# [Given exercise]
Omit all pictures. Copy the rest of the material exactly.
** BEGIN Data rows **
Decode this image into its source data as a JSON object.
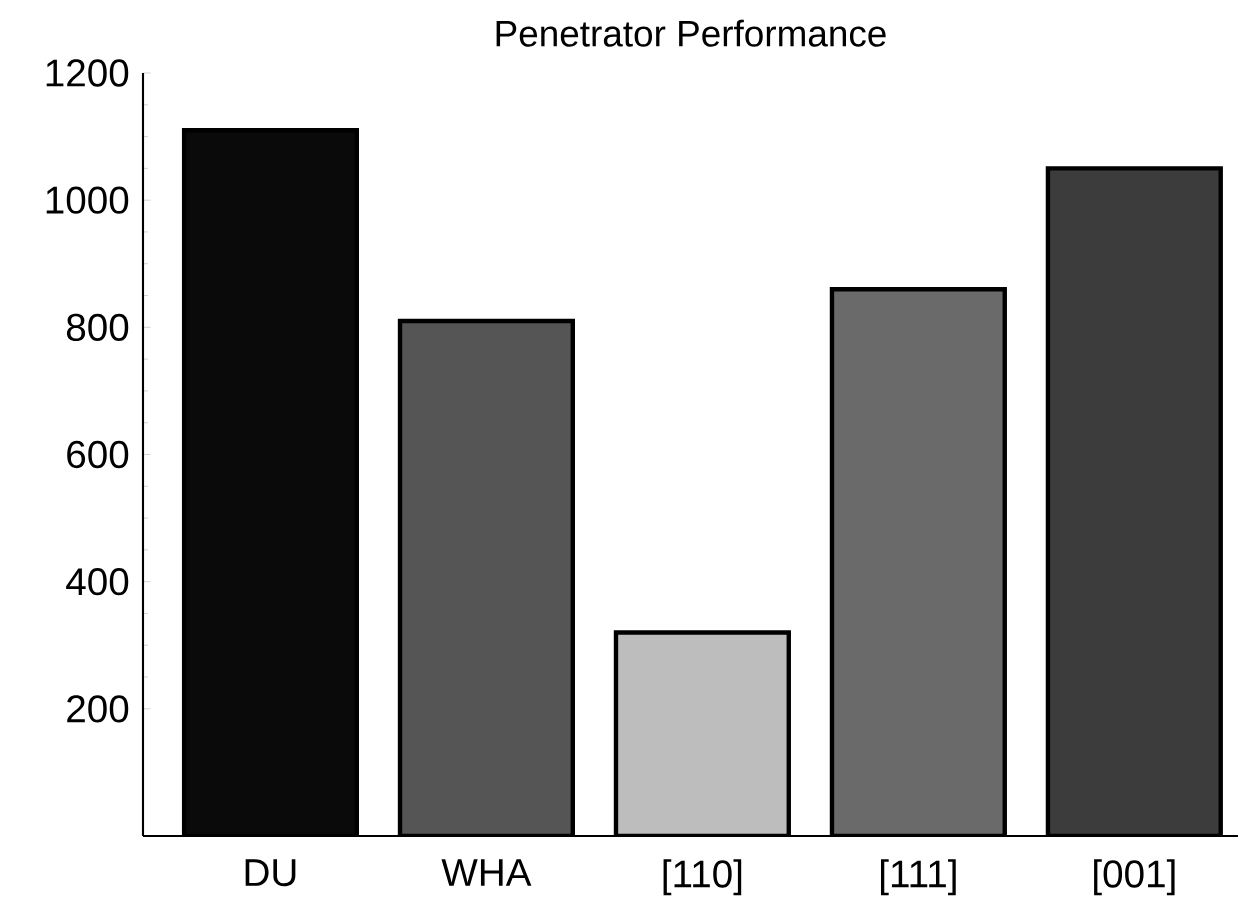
{
  "chart_data": {
    "type": "bar",
    "title": "Penetrator Performance",
    "categories": [
      "DU",
      "WHA",
      "[110]",
      "[111]",
      "[001]"
    ],
    "values": [
      1110,
      810,
      320,
      860,
      1050
    ],
    "colors": [
      "#0a0a0a",
      "#555555",
      "#bdbdbd",
      "#6a6a6a",
      "#3c3c3c"
    ],
    "ylim": [
      0,
      1200
    ],
    "yticks": [
      200,
      400,
      600,
      800,
      1000,
      1200
    ]
  }
}
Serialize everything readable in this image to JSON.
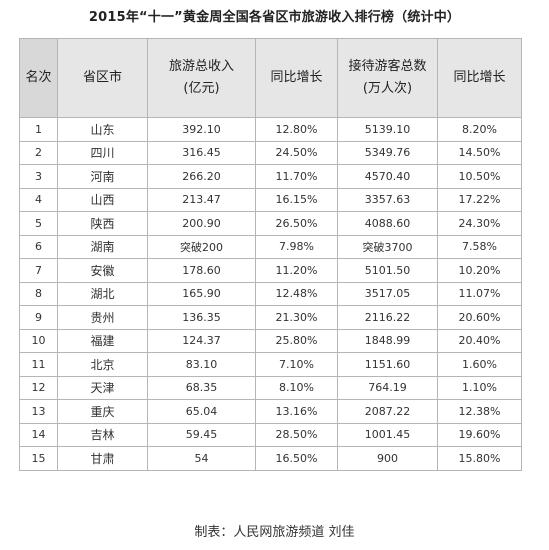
** END Data rows **
# [Result below]
Decode this image into its source data as a JSON object.
{
  "chart_data": {
    "type": "bar",
    "title": "Penetrator Performance",
    "categories": [
      "DU",
      "WHA",
      "[110]",
      "[111]",
      "[001]"
    ],
    "values": [
      1110,
      810,
      320,
      860,
      1050
    ],
    "colors": [
      "#0a0a0a",
      "#555555",
      "#bdbdbd",
      "#6a6a6a",
      "#3c3c3c"
    ],
    "ylim": [
      0,
      1200
    ],
    "yticks": [
      200,
      400,
      600,
      800,
      1000,
      1200
    ]
  }
}
Serialize everything readable in this image to JSON.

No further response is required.